_WHAT TO PRODUCE:_ Locate each line containing the string "AgNCs" and copy it out.

+===+

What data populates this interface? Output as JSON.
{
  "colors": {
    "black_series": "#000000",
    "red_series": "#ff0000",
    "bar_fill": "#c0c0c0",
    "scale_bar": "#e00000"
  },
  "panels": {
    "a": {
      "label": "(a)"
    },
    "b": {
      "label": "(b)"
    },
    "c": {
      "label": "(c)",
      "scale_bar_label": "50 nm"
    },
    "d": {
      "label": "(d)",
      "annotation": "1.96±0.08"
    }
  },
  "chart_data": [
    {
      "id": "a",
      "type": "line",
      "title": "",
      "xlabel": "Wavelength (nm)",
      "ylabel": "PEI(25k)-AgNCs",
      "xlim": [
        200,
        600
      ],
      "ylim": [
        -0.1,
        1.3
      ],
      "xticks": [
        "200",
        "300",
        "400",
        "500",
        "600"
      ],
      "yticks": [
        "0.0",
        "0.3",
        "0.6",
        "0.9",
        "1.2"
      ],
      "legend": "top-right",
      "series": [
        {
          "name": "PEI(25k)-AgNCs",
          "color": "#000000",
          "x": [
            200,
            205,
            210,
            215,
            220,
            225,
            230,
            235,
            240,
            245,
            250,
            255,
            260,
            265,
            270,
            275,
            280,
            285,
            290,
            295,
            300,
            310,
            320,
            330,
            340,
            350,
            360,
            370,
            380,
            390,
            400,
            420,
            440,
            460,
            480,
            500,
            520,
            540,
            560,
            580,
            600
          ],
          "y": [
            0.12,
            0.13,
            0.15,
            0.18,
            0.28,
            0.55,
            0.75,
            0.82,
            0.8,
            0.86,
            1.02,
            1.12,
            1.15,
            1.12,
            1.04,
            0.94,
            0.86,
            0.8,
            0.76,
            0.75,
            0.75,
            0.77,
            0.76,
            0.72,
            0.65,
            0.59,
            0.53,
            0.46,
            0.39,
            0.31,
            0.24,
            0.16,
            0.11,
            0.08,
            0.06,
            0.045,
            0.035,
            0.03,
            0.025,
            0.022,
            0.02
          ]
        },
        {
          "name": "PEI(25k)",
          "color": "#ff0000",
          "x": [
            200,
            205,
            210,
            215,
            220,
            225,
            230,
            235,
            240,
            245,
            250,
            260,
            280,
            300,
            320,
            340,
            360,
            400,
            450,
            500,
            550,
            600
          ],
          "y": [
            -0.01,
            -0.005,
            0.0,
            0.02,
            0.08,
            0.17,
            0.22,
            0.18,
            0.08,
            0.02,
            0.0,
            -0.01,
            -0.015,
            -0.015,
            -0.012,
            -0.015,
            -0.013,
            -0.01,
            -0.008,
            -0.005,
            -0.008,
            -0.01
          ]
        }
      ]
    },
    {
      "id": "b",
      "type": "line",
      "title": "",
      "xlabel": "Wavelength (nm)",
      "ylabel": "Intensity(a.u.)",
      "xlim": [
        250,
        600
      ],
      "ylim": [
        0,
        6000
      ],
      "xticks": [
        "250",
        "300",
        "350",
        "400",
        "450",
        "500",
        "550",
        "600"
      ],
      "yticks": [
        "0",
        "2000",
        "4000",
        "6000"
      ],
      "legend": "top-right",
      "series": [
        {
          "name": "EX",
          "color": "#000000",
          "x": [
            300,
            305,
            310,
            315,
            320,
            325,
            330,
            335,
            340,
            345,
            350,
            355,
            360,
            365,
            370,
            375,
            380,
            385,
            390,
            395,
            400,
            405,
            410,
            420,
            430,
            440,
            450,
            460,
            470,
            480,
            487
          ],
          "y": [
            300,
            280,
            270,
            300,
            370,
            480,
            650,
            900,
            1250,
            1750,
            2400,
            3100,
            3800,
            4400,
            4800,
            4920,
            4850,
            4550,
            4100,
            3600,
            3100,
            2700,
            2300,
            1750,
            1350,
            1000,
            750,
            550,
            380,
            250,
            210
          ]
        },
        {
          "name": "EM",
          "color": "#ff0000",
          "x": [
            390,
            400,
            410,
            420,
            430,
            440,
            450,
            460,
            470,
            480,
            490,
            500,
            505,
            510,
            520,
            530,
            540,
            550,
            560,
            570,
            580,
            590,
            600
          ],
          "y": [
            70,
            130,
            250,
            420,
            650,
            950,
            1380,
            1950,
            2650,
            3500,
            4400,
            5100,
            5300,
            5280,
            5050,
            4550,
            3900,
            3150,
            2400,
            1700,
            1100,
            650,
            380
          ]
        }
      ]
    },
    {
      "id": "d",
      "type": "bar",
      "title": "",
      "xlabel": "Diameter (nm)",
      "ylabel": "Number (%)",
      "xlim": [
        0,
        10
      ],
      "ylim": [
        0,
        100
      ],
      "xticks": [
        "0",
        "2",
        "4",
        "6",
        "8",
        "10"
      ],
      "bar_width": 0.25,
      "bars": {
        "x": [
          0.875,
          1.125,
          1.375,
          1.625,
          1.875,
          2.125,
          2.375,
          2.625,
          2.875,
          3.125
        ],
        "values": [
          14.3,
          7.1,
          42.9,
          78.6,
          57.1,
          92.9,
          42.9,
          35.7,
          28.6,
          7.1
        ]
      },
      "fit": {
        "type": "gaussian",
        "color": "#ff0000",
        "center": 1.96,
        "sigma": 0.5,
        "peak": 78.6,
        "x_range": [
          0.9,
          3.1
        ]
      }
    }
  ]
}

+===+

_THE COMPLETED TASK:_
      "ylabel": "PEI(25k)-AgNCs",
          "name": "PEI(25k)-AgNCs",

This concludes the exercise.